■ Problem to work on
Reproduce all of the material exactly as shown.
____
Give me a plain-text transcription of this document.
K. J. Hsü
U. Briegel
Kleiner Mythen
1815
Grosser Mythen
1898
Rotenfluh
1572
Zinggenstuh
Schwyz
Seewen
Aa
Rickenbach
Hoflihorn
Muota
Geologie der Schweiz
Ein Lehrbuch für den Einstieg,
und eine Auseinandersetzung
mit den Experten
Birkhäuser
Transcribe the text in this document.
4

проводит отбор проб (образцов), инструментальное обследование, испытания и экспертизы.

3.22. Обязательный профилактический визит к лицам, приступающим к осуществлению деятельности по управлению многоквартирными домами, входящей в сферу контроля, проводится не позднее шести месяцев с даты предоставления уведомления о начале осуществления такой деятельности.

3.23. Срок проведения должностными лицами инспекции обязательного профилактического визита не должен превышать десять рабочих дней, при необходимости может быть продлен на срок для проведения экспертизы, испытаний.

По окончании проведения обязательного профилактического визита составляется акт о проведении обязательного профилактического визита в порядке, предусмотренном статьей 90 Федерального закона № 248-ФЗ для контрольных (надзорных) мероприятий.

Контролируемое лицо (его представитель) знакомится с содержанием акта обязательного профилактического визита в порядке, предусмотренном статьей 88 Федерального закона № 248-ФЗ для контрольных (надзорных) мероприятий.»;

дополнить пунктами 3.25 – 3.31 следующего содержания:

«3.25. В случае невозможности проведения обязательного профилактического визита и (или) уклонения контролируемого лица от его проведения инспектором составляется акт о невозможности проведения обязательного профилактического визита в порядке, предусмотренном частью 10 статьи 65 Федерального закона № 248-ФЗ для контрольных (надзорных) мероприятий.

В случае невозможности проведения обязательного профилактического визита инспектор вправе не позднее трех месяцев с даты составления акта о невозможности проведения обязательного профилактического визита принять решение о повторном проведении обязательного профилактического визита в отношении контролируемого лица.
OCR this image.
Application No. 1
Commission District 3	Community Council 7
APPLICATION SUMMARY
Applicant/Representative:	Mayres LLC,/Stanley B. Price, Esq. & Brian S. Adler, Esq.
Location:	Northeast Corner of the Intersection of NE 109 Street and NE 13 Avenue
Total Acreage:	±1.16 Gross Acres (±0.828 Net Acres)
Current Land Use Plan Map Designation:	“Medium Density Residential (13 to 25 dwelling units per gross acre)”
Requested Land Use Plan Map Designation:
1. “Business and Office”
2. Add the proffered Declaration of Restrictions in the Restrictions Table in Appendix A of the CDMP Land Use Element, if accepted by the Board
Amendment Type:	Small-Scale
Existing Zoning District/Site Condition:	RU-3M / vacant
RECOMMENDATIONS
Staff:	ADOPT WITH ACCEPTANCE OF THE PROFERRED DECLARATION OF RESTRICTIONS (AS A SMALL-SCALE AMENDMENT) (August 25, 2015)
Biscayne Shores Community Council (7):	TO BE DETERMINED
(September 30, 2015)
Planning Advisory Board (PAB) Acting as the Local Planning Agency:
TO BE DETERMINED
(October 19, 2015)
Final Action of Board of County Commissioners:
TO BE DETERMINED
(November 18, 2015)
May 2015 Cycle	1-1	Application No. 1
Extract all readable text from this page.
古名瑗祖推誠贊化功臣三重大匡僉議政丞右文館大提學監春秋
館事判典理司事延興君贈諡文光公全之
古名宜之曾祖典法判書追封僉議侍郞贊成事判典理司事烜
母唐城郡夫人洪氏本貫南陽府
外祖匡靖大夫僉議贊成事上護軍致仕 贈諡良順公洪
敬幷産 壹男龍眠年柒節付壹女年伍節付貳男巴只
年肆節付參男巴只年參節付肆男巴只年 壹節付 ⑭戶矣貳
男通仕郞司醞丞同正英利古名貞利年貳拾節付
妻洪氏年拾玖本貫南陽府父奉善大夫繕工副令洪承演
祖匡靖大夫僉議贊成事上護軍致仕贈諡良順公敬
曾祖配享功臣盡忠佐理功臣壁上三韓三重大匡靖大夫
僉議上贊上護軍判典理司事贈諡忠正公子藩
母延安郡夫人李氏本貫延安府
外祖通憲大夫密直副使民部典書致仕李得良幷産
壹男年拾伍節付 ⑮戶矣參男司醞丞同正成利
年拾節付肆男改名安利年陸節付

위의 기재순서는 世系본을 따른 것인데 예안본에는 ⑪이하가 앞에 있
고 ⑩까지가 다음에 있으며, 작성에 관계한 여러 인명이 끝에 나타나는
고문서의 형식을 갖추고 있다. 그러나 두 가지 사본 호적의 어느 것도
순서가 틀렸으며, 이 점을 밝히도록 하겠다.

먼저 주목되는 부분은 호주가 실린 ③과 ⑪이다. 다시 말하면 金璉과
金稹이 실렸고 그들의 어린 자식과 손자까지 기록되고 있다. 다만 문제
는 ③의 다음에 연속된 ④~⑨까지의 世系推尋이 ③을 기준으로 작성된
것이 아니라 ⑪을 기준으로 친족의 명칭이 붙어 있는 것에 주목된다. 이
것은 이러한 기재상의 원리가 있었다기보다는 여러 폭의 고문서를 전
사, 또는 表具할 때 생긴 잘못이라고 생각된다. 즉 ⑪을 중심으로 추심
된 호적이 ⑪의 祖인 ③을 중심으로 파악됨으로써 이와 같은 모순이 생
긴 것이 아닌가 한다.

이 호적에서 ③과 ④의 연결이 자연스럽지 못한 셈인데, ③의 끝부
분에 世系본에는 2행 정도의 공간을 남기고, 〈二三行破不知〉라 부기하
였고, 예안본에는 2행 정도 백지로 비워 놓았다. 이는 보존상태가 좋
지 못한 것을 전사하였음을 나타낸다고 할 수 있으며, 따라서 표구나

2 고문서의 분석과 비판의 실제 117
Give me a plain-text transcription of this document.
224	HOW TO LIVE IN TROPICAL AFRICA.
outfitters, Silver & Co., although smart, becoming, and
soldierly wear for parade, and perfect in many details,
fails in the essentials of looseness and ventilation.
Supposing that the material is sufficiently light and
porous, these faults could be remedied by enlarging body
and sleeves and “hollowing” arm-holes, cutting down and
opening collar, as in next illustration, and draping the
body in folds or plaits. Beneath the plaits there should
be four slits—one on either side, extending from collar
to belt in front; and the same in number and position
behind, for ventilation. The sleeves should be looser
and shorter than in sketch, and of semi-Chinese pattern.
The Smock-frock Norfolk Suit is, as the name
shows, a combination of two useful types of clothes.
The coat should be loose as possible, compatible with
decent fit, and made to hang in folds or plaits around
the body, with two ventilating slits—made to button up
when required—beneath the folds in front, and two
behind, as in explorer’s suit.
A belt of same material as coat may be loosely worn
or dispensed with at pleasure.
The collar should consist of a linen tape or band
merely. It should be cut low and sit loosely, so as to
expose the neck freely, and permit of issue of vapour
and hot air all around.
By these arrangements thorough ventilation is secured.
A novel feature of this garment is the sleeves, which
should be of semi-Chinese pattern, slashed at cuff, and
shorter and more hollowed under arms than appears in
____
■ Answer to this exercise
Give me a plain-text transcription of this document.
K. J. Hsü
U. Briegel
Kleiner Mythen
1815
Grosser Mythen
1898
Rotenfluh
1572
Zinggenstuh
Schwyz
Seewen
Aa
Rickenbach
Hoflihorn
Muota
Geologie der Schweiz
Ein Lehrbuch für den Einstieg,
und eine Auseinandersetzung
mit den Experten
Birkhäuser
Transcribe the text in this document.
4

проводит отбор проб (образцов), инструментальное обследование, испытания и экспертизы.

3.22. Обязательный профилактический визит к лицам, приступающим к осуществлению деятельности по управлению многоквартирными домами, входящей в сферу контроля, проводится не позднее шести месяцев с даты предоставления уведомления о начале осуществления такой деятельности.

3.23. Срок проведения должностными лицами инспекции обязательного профилактического визита не должен превышать десять рабочих дней, при необходимости может быть продлен на срок для проведения экспертизы, испытаний.

По окончании проведения обязательного профилактического визита составляется акт о проведении обязательного профилактического визита в порядке, предусмотренном статьей 90 Федерального закона № 248-ФЗ для контрольных (надзорных) мероприятий.

Контролируемое лицо (его представитель) знакомится с содержанием акта обязательного профилактического визита в порядке, предусмотренном статьей 88 Федерального закона № 248-ФЗ для контрольных (надзорных) мероприятий.»;

дополнить пунктами 3.25 – 3.31 следующего содержания:

«3.25. В случае невозможности проведения обязательного профилактического визита и (или) уклонения контролируемого лица от его проведения инспектором составляется акт о невозможности проведения обязательного профилактического визита в порядке, предусмотренном частью 10 статьи 65 Федерального закона № 248-ФЗ для контрольных (надзорных) мероприятий.

В случае невозможности проведения обязательного профилактического визита инспектор вправе не позднее трех месяцев с даты составления акта о невозможности проведения обязательного профилактического визита принять решение о повторном проведении обязательного профилактического визита в отношении контролируемого лица.
OCR this image.
Application No. 1
Commission District 3	Community Council 7
APPLICATION SUMMARY
Applicant/Representative:	Mayres LLC,/Stanley B. Price, Esq. & Brian S. Adler, Esq.
Location:	Northeast Corner of the Intersection of NE 109 Street and NE 13 Avenue
Total Acreage:	±1.16 Gross Acres (±0.828 Net Acres)
Current Land Use Plan Map Designation:	“Medium Density Residential (13 to 25 dwelling units per gross acre)”
Requested Land Use Plan Map Designation:
1. “Business and Office”
2. Add the proffered Declaration of Restrictions in the Restrictions Table in Appendix A of the CDMP Land Use Element, if accepted by the Board
Amendment Type:	Small-Scale
Existing Zoning District/Site Condition:	RU-3M / vacant
RECOMMENDATIONS
Staff:	ADOPT WITH ACCEPTANCE OF THE PROFERRED DECLARATION OF RESTRICTIONS (AS A SMALL-SCALE AMENDMENT) (August 25, 2015)
Biscayne Shores Community Council (7):	TO BE DETERMINED
(September 30, 2015)
Planning Advisory Board (PAB) Acting as the Local Planning Agency:
TO BE DETERMINED
(October 19, 2015)
Final Action of Board of County Commissioners:
TO BE DETERMINED
(November 18, 2015)
May 2015 Cycle	1-1	Application No. 1
Extract all readable text from this page.
古名瑗祖推誠贊化功臣三重大匡僉議政丞右文館大提學監春秋
館事判典理司事延興君贈諡文光公全之
古名宜之曾祖典法判書追封僉議侍郞贊成事判典理司事烜
母唐城郡夫人洪氏本貫南陽府
外祖匡靖大夫僉議贊成事上護軍致仕 贈諡良順公洪
敬幷産 壹男龍眠年柒節付壹女年伍節付貳男巴只
年肆節付參男巴只年參節付肆男巴只年 壹節付 ⑭戶矣貳
男通仕郞司醞丞同正英利古名貞利年貳拾節付
妻洪氏年拾玖本貫南陽府父奉善大夫繕工副令洪承演
祖匡靖大夫僉議贊成事上護軍致仕贈諡良順公敬
曾祖配享功臣盡忠佐理功臣壁上三韓三重大匡靖大夫
僉議上贊上護軍判典理司事贈諡忠正公子藩
母延安郡夫人李氏本貫延安府
外祖通憲大夫密直副使民部典書致仕李得良幷産
壹男年拾伍節付 ⑮戶矣參男司醞丞同正成利
年拾節付肆男改名安利年陸節付

위의 기재순서는 世系본을 따른 것인데 예안본에는 ⑪이하가 앞에 있
고 ⑩까지가 다음에 있으며, 작성에 관계한 여러 인명이 끝에 나타나는
고문서의 형식을 갖추고 있다. 그러나 두 가지 사본 호적의 어느 것도
순서가 틀렸으며, 이 점을 밝히도록 하겠다.

먼저 주목되는 부분은 호주가 실린 ③과 ⑪이다. 다시 말하면 金璉과
金稹이 실렸고 그들의 어린 자식과 손자까지 기록되고 있다. 다만 문제
는 ③의 다음에 연속된 ④~⑨까지의 世系推尋이 ③을 기준으로 작성된
것이 아니라 ⑪을 기준으로 친족의 명칭이 붙어 있는 것에 주목된다. 이
것은 이러한 기재상의 원리가 있었다기보다는 여러 폭의 고문서를 전
사, 또는 表具할 때 생긴 잘못이라고 생각된다. 즉 ⑪을 중심으로 추심
된 호적이 ⑪의 祖인 ③을 중심으로 파악됨으로써 이와 같은 모순이 생
긴 것이 아닌가 한다.

이 호적에서 ③과 ④의 연결이 자연스럽지 못한 셈인데, ③의 끝부
분에 世系본에는 2행 정도의 공간을 남기고, 〈二三行破不知〉라 부기하
였고, 예안본에는 2행 정도 백지로 비워 놓았다. 이는 보존상태가 좋
지 못한 것을 전사하였음을 나타낸다고 할 수 있으며, 따라서 표구나

2 고문서의 분석과 비판의 실제 117
Give me a plain-text transcription of this document.
224	HOW TO LIVE IN TROPICAL AFRICA.
outfitters, Silver & Co., although smart, becoming, and
soldierly wear for parade, and perfect in many details,
fails in the essentials of looseness and ventilation.
Supposing that the material is sufficiently light and
porous, these faults could be remedied by enlarging body
and sleeves and “hollowing” arm-holes, cutting down and
opening collar, as in next illustration, and draping the
body in folds or plaits. Beneath the plaits there should
be four slits—one on either side, extending from collar
to belt in front; and the same in number and position
behind, for ventilation. The sleeves should be looser
and shorter than in sketch, and of semi-Chinese pattern.
The Smock-frock Norfolk Suit is, as the name
shows, a combination of two useful types of clothes.
The coat should be loose as possible, compatible with
decent fit, and made to hang in folds or plaits around
the body, with two ventilating slits—made to button up
when required—beneath the folds in front, and two
behind, as in explorer’s suit.
A belt of same material as coat may be loosely worn
or dispensed with at pleasure.
The collar should consist of a linen tape or band
merely. It should be cut low and sit loosely, so as to
expose the neck freely, and permit of issue of vapour
and hot air all around.
By these arrangements thorough ventilation is secured.
A novel feature of this garment is the sleeves, which
should be of semi-Chinese pattern, slashed at cuff, and
shorter and more hollowed under arms than appears in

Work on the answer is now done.